REQUIRED WORK:
Look for the word "ratio" in the entries below, then copy every line that has it.

>> BEGIN TASK MATERIAL

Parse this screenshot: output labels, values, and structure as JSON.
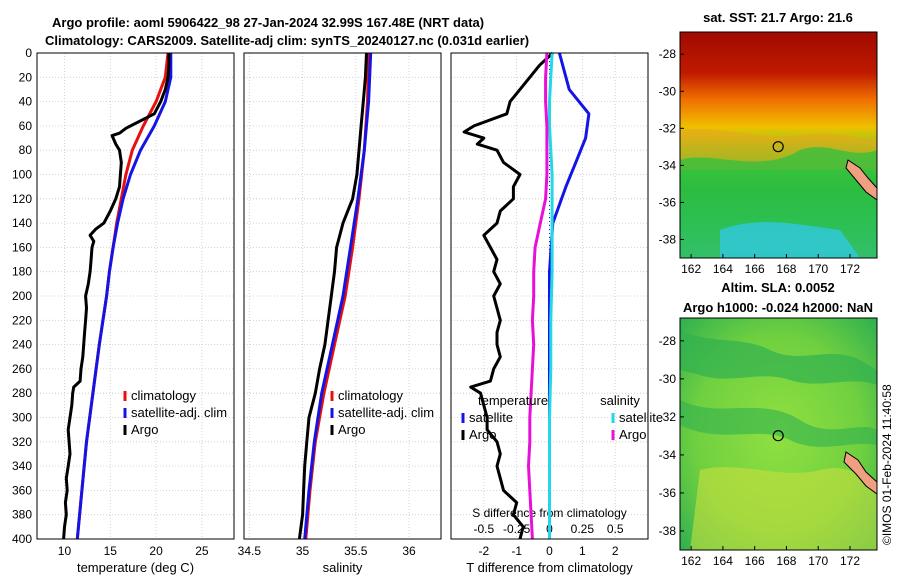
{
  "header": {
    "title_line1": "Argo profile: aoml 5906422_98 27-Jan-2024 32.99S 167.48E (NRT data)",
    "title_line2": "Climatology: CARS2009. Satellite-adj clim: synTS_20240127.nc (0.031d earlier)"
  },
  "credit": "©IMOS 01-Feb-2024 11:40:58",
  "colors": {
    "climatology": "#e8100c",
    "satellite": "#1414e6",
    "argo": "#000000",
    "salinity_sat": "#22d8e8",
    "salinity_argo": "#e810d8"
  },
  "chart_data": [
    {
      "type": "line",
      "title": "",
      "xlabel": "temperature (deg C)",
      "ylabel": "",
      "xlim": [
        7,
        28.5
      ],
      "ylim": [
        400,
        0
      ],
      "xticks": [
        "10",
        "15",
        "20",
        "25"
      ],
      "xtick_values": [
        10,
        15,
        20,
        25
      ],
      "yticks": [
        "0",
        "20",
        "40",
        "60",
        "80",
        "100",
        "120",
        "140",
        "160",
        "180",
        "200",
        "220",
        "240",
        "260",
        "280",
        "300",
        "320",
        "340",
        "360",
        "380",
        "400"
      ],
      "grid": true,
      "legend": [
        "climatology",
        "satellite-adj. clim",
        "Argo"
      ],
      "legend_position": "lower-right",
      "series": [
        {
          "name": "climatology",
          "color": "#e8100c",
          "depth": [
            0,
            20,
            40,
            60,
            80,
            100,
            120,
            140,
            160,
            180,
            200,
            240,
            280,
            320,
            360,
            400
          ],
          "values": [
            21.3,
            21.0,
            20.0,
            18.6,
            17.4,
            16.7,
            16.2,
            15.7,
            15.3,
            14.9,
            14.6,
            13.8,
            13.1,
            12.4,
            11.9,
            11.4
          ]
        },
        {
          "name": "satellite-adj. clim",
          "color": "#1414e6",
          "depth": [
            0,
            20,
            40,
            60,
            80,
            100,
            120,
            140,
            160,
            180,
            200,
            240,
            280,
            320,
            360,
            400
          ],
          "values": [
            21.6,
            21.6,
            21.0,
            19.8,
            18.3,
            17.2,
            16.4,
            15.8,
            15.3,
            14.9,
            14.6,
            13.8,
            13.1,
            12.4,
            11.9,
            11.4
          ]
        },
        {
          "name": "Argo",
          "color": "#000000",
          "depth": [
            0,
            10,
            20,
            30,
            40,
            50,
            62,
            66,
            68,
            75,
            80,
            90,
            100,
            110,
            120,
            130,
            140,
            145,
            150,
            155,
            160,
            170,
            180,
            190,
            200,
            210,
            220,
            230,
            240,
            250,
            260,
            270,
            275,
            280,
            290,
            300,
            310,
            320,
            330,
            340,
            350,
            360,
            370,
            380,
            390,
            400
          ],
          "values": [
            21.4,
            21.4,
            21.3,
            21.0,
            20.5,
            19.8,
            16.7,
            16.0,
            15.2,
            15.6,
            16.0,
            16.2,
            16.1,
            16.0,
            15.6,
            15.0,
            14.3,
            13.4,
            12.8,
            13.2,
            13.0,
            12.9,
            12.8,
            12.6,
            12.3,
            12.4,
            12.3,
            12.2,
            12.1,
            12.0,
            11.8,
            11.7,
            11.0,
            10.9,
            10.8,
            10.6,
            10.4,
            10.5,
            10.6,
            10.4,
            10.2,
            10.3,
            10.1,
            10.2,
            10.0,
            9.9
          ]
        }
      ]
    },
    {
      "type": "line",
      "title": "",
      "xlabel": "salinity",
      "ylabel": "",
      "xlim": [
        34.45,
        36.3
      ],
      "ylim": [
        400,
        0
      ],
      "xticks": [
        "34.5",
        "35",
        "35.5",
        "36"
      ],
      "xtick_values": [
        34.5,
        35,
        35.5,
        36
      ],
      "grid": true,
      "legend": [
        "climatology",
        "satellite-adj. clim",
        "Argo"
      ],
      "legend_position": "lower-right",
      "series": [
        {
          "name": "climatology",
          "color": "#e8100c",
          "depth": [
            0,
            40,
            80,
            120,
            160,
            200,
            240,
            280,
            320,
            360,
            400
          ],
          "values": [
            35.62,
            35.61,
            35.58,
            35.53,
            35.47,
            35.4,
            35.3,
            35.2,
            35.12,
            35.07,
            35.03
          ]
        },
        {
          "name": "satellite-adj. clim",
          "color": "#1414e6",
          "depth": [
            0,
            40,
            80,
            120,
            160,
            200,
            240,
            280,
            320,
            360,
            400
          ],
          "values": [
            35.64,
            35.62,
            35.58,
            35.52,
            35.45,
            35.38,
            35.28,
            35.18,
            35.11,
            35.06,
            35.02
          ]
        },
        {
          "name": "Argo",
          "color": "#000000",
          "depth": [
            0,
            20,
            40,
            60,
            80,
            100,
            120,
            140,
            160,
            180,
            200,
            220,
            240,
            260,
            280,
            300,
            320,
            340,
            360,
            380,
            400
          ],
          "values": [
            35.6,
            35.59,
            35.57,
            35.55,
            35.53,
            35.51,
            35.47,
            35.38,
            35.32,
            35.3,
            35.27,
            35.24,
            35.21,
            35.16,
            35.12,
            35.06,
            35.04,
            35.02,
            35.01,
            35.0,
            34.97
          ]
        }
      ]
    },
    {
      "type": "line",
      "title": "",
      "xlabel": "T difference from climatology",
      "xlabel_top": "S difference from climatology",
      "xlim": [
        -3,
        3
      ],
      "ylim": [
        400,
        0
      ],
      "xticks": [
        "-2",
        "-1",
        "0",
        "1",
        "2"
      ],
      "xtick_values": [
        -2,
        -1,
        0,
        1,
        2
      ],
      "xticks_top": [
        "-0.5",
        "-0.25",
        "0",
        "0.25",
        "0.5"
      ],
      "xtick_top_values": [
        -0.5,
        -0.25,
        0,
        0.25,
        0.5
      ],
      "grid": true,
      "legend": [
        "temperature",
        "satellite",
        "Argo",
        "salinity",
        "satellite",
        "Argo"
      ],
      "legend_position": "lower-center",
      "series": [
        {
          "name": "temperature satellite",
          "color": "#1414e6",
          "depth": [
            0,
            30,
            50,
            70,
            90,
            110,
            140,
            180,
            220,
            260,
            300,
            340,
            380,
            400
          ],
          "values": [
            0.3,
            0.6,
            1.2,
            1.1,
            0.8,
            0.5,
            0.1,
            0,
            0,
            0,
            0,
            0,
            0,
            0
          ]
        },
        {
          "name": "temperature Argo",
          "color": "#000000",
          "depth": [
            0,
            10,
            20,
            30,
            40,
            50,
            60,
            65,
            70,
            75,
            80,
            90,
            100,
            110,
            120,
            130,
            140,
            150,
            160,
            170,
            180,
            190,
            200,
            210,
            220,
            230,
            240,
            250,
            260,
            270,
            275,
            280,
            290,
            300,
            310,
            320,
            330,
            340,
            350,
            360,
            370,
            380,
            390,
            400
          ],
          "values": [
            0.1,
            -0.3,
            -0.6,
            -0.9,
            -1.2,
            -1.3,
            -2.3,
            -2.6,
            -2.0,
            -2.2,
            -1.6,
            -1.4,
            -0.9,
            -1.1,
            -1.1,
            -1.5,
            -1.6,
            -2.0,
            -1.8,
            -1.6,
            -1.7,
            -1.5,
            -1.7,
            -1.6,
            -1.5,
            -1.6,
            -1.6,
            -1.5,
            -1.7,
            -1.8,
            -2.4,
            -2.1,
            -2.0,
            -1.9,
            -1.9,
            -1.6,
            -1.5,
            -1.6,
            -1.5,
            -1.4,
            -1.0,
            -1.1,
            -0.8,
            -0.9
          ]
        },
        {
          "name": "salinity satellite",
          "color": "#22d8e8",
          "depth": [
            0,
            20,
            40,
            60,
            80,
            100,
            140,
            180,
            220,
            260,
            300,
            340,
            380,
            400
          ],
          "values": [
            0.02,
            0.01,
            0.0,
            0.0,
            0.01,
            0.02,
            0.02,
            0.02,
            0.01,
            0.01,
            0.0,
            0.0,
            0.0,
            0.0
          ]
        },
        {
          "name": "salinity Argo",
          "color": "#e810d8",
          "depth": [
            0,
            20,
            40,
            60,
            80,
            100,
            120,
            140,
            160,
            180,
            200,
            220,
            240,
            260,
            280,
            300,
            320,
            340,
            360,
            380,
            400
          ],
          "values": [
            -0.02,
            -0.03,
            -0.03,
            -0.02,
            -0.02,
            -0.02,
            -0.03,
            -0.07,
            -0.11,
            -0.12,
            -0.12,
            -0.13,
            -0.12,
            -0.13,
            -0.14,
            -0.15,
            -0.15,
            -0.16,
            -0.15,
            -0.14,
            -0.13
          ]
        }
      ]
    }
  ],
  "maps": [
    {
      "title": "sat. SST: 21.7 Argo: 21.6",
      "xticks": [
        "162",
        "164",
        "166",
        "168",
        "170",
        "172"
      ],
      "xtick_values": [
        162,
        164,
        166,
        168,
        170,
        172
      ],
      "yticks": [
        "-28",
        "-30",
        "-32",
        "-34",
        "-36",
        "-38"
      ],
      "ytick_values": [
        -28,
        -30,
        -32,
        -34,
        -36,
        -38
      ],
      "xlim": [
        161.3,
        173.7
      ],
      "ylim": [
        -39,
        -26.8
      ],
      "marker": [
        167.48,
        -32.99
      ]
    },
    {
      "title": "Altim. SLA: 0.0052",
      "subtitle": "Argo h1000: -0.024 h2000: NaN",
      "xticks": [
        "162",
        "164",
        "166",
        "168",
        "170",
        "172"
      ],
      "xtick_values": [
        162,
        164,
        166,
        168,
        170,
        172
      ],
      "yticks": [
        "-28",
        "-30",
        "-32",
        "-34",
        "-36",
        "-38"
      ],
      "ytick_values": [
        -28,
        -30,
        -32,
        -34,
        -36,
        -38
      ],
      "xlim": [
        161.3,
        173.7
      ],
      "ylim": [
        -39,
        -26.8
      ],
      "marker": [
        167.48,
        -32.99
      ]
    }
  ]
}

>> END TASK MATERIAL
>> BEGIN TASK MATERIAL

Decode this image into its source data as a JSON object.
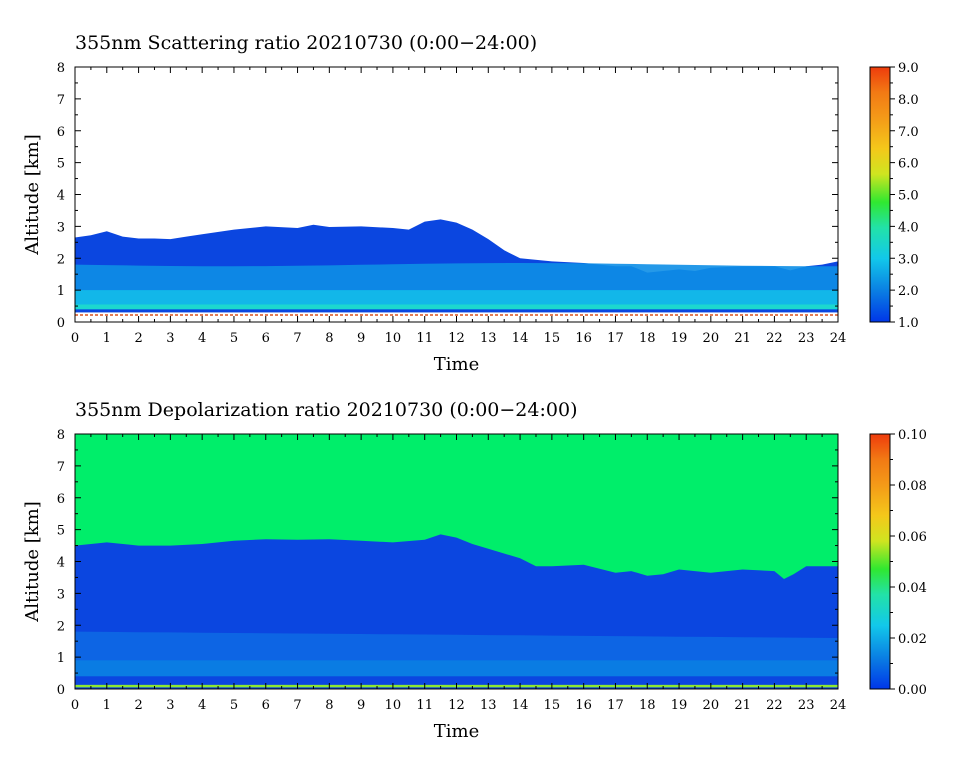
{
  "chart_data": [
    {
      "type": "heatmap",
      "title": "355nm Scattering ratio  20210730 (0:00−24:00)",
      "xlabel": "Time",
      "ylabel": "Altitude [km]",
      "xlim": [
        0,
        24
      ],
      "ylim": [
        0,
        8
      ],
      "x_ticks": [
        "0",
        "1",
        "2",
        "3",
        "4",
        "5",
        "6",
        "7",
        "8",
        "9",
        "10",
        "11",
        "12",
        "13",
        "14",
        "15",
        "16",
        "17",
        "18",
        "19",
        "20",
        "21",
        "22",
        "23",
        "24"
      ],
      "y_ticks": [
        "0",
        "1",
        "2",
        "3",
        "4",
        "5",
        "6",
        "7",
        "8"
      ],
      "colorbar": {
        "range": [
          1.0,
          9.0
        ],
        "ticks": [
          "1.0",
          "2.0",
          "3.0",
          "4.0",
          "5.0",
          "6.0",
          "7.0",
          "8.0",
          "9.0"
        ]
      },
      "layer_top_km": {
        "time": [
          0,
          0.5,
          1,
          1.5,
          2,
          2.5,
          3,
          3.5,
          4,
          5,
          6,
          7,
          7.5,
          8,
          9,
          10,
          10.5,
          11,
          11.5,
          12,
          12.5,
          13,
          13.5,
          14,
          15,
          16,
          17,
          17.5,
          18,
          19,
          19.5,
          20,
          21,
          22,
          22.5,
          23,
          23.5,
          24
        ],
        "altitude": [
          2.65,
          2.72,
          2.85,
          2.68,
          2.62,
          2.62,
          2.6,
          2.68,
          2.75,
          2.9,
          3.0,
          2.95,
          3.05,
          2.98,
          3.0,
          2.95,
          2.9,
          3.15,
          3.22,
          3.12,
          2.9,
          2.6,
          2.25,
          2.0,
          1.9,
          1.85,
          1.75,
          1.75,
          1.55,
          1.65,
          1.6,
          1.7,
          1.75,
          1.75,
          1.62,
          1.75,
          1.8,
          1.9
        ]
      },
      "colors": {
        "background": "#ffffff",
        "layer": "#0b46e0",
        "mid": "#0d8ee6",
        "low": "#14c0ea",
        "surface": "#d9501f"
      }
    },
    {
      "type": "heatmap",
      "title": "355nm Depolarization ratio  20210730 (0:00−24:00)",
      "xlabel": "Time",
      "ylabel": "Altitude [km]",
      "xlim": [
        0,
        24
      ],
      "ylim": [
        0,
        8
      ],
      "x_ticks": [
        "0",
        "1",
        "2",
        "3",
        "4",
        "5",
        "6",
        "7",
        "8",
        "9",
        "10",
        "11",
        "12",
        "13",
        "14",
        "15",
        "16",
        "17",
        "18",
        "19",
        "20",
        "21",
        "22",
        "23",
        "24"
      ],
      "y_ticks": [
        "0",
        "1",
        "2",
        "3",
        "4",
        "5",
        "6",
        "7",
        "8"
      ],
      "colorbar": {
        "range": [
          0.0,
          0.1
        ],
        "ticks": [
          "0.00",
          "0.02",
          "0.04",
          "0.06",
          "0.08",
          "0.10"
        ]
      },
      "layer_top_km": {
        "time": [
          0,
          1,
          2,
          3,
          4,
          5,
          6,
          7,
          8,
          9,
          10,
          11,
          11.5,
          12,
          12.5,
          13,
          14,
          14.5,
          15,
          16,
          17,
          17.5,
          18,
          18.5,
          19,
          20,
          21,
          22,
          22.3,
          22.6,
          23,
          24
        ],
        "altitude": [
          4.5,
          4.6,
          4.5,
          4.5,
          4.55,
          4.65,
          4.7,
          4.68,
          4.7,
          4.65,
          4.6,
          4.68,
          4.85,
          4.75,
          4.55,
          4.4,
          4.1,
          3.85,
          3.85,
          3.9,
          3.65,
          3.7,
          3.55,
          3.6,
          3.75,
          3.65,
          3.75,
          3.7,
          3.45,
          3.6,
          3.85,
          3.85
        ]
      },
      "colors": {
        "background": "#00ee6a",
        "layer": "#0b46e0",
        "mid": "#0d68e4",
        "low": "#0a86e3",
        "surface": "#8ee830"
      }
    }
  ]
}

>> END TASK MATERIAL

SOLUTION TO THIS EXERCISE:
      "title": "355nm Scattering ratio  20210730 (0:00−24:00)",
      "title": "355nm Depolarization ratio  20210730 (0:00−24:00)",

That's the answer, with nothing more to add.